Check every line of the material below for the string "this", and return the ones that have it.

== Recorded data ==

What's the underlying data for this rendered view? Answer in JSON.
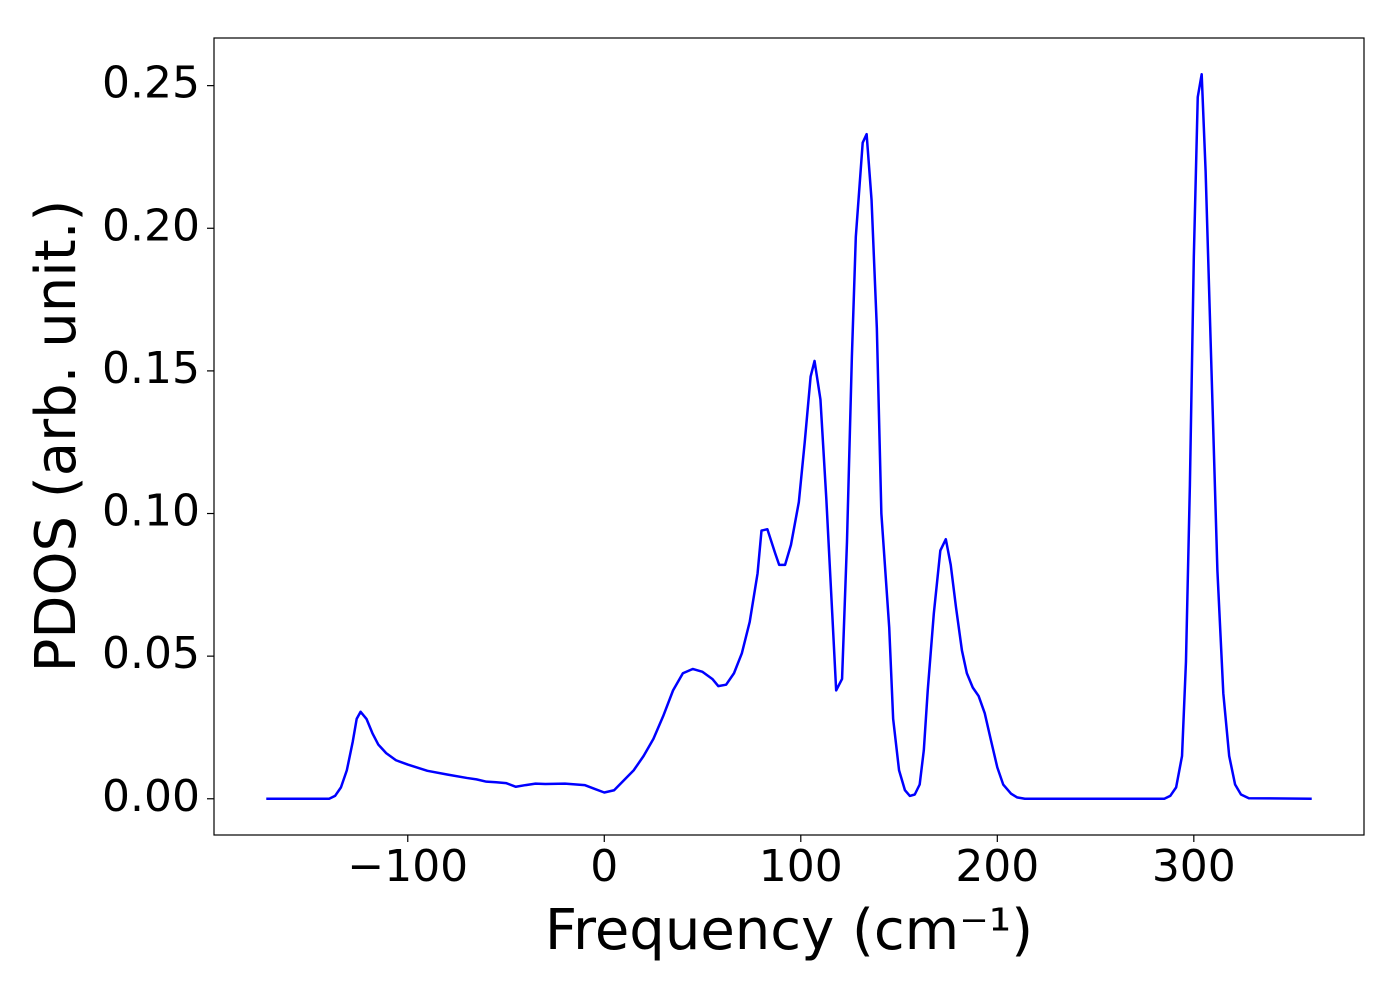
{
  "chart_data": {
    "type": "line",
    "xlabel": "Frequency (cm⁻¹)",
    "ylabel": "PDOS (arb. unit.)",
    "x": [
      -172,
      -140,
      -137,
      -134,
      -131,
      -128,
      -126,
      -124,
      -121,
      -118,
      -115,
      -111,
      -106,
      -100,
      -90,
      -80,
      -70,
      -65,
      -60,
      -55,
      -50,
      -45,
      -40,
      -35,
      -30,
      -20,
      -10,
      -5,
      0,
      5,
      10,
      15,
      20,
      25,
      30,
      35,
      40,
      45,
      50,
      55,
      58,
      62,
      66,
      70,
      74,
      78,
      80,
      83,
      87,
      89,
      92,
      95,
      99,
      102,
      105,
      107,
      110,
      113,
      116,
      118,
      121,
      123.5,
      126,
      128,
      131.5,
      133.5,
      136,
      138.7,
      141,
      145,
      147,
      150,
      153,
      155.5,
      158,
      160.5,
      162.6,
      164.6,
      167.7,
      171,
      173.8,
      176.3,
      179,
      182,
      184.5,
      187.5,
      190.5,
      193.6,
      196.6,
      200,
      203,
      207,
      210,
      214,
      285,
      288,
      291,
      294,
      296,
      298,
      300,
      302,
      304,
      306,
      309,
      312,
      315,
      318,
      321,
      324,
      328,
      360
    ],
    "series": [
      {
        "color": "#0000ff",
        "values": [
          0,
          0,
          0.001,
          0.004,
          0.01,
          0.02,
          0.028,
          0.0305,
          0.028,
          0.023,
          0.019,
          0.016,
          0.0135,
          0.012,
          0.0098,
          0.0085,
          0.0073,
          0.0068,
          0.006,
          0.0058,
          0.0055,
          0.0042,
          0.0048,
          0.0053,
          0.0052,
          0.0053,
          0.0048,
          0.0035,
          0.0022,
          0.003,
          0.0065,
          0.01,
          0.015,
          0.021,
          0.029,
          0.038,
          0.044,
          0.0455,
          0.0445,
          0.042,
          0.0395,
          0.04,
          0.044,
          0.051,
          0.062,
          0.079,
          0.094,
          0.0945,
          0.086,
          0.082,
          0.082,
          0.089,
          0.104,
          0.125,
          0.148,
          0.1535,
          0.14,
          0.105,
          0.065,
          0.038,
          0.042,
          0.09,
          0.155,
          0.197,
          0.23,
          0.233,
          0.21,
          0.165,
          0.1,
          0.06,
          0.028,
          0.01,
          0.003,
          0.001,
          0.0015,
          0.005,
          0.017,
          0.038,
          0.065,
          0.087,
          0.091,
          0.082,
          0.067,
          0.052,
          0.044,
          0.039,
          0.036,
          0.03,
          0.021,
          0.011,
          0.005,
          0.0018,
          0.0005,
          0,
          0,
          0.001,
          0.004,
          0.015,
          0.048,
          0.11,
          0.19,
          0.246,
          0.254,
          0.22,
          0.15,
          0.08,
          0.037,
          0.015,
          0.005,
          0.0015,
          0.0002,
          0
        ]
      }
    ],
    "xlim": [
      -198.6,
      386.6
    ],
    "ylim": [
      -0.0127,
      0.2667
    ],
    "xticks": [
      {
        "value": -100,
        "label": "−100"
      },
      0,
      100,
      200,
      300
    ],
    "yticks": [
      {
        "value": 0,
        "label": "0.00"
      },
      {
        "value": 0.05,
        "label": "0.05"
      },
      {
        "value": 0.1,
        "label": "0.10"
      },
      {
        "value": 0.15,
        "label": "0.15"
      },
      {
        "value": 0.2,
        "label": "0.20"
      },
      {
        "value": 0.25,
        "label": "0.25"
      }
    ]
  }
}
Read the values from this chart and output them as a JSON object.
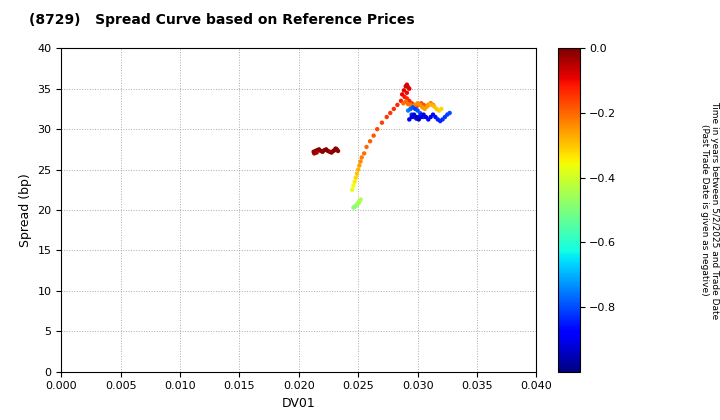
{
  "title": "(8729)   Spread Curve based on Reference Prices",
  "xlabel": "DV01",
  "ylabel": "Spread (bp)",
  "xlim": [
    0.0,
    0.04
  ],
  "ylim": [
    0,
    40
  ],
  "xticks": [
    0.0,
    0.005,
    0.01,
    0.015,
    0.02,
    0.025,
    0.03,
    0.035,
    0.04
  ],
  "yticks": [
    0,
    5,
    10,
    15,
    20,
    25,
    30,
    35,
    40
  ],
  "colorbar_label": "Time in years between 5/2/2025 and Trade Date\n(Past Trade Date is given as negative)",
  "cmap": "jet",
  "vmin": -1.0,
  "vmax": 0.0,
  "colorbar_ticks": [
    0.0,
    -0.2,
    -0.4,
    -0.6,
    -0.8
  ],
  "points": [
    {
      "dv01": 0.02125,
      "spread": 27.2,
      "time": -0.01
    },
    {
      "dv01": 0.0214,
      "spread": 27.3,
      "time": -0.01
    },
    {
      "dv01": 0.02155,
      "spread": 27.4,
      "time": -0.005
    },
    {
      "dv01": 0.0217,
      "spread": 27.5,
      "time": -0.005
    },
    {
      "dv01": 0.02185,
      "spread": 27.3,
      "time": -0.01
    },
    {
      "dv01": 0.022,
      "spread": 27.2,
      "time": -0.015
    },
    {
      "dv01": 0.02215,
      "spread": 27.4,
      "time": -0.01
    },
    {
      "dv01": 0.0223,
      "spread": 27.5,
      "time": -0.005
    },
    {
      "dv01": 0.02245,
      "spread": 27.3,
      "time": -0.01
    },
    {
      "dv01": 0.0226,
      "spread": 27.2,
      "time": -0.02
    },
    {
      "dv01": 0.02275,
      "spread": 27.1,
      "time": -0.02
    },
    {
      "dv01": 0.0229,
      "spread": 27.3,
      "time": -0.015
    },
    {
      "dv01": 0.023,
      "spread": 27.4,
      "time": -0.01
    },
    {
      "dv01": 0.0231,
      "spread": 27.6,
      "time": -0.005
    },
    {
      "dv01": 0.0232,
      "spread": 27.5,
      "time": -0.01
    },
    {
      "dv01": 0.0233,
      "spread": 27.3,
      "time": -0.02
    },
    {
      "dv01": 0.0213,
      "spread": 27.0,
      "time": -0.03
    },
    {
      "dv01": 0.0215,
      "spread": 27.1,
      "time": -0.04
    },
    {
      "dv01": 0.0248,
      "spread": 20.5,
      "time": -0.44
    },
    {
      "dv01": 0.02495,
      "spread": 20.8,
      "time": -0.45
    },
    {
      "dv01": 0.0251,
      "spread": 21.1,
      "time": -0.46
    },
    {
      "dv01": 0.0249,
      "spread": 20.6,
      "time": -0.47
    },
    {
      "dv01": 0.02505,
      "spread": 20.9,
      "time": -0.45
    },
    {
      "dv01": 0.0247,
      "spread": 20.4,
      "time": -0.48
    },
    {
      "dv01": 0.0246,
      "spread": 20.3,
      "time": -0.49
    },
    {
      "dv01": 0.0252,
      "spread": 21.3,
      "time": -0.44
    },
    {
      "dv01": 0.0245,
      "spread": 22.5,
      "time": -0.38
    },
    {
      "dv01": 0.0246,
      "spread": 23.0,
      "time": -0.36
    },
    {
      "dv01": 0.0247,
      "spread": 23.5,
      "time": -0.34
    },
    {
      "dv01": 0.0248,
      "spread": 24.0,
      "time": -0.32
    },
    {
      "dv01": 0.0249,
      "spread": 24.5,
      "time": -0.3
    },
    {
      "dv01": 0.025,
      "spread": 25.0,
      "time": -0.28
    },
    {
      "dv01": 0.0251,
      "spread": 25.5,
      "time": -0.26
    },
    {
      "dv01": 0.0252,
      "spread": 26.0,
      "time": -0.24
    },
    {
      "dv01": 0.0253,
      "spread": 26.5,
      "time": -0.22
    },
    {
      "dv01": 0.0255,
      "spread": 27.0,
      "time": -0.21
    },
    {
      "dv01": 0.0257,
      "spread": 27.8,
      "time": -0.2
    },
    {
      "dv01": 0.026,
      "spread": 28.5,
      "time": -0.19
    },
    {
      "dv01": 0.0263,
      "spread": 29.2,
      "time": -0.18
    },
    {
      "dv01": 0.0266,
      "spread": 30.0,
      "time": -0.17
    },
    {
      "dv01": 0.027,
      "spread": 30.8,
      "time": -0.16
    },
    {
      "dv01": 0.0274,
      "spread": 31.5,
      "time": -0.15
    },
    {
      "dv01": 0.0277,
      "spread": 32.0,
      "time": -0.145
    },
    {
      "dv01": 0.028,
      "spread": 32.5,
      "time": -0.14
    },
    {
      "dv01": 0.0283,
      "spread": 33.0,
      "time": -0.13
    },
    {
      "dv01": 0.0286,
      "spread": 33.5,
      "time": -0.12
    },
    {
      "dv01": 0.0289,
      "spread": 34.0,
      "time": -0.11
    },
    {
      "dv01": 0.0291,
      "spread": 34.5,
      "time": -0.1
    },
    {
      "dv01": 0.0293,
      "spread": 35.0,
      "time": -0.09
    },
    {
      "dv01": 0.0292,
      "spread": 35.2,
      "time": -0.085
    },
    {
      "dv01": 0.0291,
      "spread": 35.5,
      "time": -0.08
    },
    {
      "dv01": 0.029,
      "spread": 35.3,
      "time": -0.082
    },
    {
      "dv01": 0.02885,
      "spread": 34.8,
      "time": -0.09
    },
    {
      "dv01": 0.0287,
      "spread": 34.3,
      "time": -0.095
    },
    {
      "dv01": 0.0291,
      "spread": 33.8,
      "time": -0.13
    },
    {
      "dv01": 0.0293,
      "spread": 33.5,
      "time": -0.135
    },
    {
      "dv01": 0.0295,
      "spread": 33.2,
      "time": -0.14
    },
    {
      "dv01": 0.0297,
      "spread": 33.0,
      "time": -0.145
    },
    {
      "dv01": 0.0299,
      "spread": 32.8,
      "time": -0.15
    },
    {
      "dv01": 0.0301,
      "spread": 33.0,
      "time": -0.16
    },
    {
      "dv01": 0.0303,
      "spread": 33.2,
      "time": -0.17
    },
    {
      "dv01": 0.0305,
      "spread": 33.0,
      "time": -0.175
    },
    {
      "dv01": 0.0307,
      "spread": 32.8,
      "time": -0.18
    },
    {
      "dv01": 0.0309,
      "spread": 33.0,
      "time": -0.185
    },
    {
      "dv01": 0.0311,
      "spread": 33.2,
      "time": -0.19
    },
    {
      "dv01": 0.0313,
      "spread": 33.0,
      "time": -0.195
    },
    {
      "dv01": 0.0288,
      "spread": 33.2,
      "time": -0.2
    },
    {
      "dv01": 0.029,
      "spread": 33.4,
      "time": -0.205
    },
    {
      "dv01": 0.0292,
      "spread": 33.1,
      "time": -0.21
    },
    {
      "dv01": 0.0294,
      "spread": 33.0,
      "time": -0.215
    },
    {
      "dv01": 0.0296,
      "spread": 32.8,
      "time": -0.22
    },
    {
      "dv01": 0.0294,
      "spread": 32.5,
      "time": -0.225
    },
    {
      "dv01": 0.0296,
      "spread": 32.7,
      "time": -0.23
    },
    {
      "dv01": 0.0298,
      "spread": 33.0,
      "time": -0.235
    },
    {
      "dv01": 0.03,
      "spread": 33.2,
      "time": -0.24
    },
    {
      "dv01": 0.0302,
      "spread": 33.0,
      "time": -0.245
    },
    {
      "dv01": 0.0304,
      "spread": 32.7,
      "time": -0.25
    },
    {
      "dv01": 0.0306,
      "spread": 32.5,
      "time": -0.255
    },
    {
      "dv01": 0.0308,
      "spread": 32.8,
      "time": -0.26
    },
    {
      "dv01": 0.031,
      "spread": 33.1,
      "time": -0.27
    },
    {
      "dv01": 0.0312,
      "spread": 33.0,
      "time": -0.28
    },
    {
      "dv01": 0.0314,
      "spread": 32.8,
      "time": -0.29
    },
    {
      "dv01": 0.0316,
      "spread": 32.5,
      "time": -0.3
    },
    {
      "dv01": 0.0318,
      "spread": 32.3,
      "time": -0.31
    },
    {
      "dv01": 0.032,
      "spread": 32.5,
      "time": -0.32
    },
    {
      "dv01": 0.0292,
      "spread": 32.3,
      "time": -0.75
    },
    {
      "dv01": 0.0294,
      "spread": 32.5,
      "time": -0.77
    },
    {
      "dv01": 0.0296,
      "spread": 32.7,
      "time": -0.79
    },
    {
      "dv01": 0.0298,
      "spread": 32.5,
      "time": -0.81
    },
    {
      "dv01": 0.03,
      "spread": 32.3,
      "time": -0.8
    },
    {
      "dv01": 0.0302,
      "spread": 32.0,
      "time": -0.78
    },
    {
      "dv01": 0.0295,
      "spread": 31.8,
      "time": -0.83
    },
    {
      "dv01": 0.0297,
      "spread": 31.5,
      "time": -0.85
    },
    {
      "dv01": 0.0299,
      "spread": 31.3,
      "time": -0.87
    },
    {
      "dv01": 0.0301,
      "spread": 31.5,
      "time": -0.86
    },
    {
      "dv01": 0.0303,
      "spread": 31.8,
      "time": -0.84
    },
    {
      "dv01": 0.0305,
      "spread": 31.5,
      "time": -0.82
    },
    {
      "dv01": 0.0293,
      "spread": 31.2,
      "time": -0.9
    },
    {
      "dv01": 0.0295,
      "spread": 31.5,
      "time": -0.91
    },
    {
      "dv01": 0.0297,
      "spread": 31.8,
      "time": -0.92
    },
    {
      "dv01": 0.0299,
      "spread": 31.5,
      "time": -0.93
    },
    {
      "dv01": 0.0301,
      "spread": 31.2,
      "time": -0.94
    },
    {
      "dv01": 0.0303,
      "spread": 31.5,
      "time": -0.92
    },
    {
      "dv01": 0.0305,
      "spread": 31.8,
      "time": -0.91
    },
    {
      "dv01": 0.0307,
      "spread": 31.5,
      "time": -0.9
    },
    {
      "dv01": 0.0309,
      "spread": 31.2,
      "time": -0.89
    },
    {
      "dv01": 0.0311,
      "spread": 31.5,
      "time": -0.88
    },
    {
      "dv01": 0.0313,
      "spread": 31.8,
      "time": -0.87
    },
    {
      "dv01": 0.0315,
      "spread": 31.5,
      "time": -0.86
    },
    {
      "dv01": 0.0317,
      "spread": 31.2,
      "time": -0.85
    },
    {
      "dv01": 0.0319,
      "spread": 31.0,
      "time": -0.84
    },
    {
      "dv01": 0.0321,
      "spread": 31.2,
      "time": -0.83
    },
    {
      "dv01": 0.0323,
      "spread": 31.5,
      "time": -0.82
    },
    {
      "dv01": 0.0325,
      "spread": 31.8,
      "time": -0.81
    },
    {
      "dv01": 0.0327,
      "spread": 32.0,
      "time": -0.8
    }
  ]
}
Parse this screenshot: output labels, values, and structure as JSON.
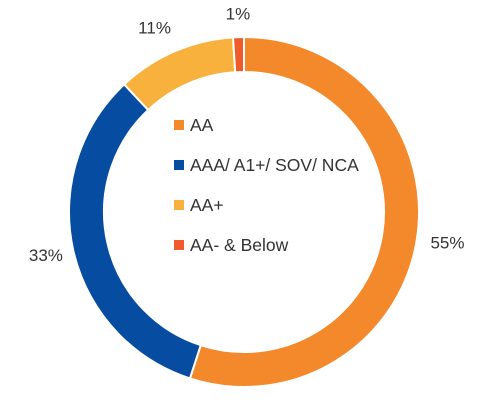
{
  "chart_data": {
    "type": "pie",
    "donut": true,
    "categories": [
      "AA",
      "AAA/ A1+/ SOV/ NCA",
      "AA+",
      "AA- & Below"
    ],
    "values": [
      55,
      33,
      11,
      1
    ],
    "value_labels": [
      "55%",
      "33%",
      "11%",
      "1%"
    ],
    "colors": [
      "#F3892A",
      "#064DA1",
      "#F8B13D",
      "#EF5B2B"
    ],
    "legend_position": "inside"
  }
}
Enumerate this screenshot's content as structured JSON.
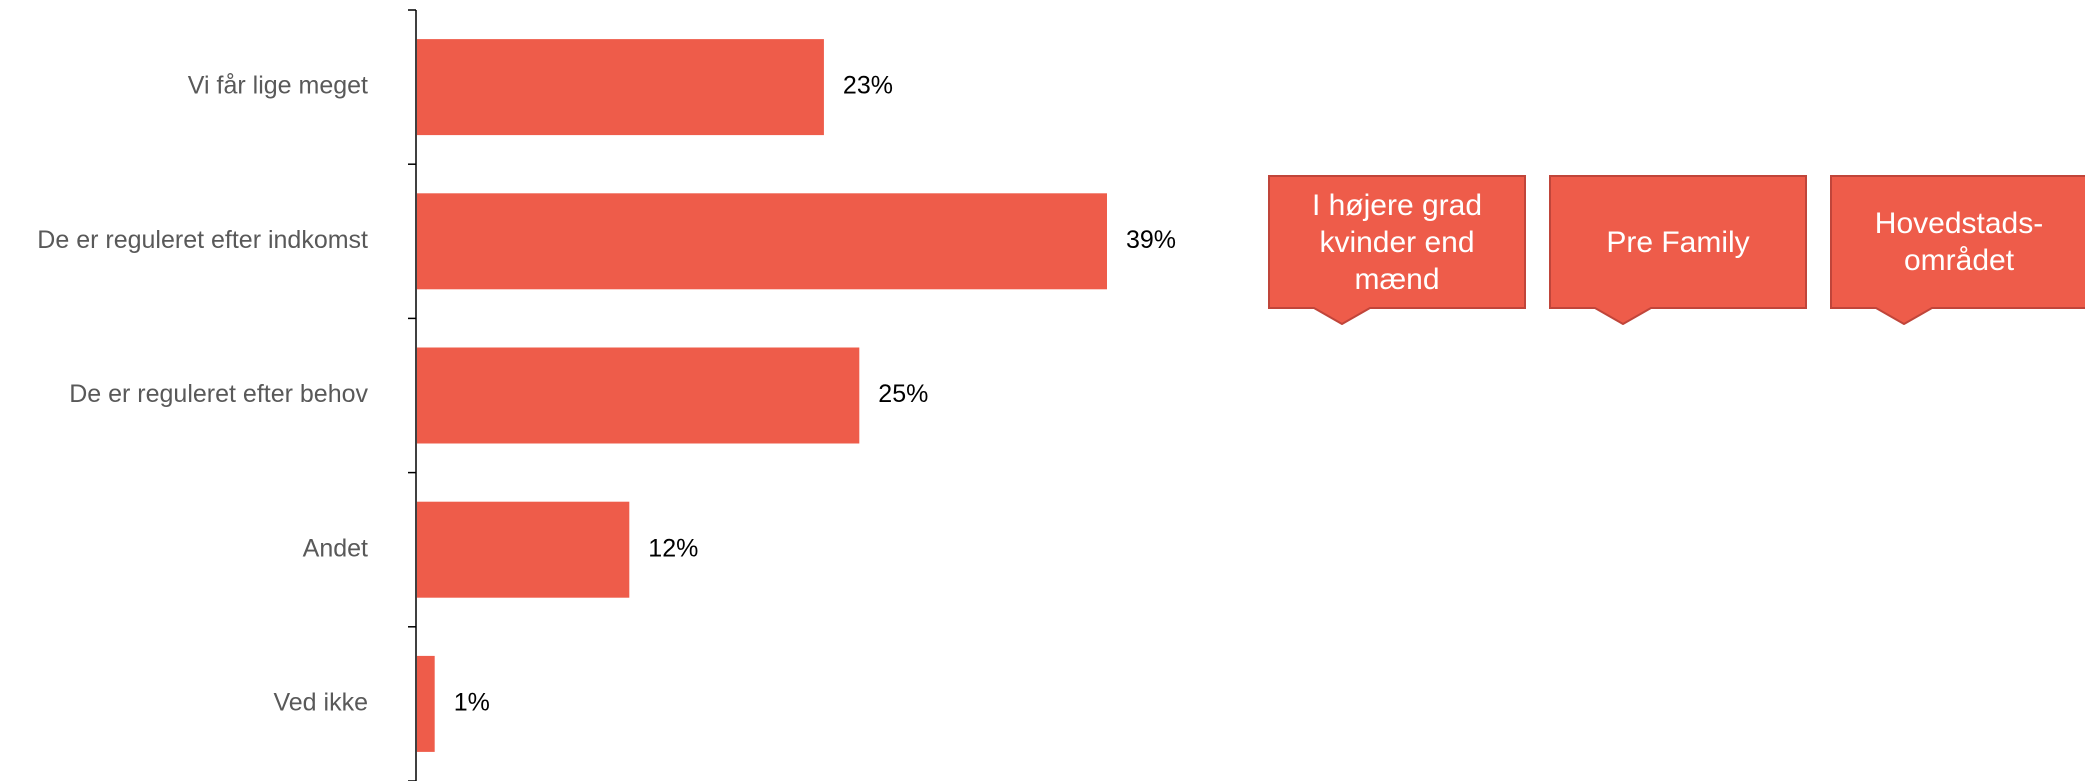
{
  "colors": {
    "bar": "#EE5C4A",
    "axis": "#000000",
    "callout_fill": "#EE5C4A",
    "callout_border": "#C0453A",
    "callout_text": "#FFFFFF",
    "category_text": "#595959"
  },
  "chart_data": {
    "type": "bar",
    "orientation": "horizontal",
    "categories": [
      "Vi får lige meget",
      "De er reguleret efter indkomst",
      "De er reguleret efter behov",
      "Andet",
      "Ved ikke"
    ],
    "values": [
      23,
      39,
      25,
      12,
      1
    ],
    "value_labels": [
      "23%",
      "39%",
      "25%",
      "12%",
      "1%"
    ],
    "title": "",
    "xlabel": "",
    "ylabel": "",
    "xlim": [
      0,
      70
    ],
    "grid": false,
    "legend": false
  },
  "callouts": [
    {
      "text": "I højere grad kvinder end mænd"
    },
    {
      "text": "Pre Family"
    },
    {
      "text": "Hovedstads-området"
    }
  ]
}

===

* _Solution below_
What's the underlying data for this rendered view? Answer in JSON.
Read the values from this chart and output them as a JSON object.
Parse this screenshot: output labels, values, and structure as JSON.
Enumerate this screenshot's content as structured JSON.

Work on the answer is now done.